» **Requirements**
Find all lines in the listing that include the word "Едем", then copy them.

» **Exercise data**

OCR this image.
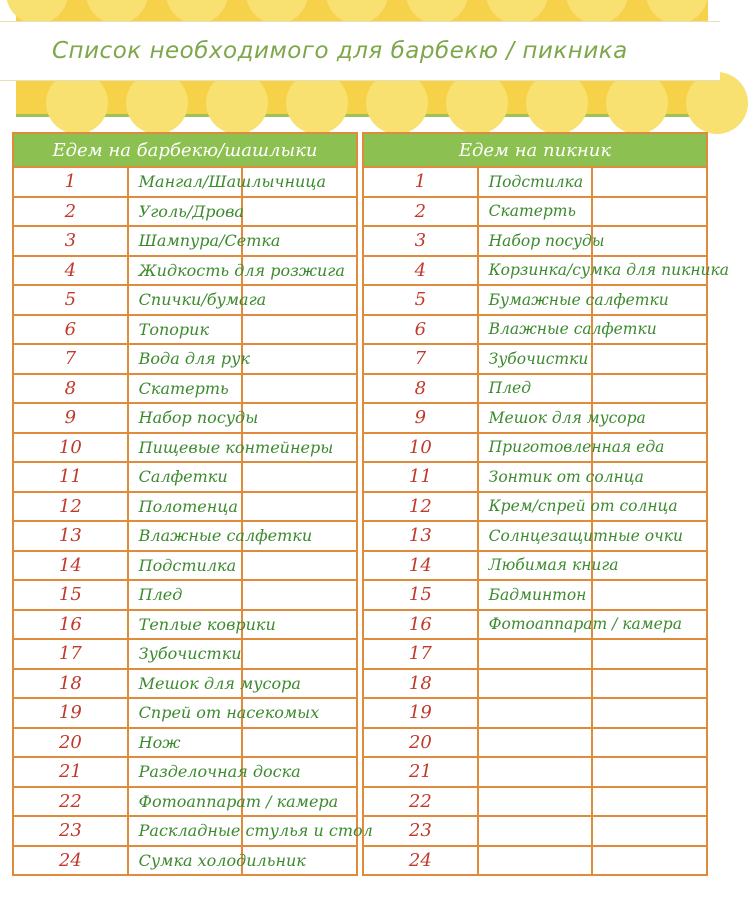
Список необходимого для барбекю / пикника
Едем на барбекю/шашлыки		
1	Мангал/Шашлычница	
2	Уголь/Дрова	
3	Шампура/Сетка	
4	Жидкость для розжига	
5	Спички/бумага	
6	Топорик	
7	Вода для рук	
8	Скатерть	
9	Набор посуды	
10	Пищевые контейнеры	
11	Салфетки	
12	Полотенца	
13	Влажные салфетки	
14	Подстилка	
15	Плед	
16	Теплые коврики	
17	Зубочистки	
18	Мешок для мусора	
19	Спрей от насекомых	
20	Нож	
21	Разделочная доска	
22	Фотоаппарат / камера	
23	Раскладные стулья и стол	
24	Сумка холодильник	
Едем на пикник		
1	Подстилка	
2	Скатерть	
3	Набор посуды	
4	Корзинка/сумка для пикника	
5	Бумажные салфетки	
6	Влажные салфетки	
7	Зубочистки	
8	Плед	
9	Мешок для мусора	
10	Приготовленная еда	
11	Зонтик от солнца	
12	Крем/спрей от солнца	
13	Солнцезащитные очки	
14	Любимая книга	
15	Бадминтон	
16	Фотоаппарат / камера	
17		
18		
19		
20		
21		
22		
23		
24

» **Final result**
Едем на барбекю/шашлыки		
Едем на пикник		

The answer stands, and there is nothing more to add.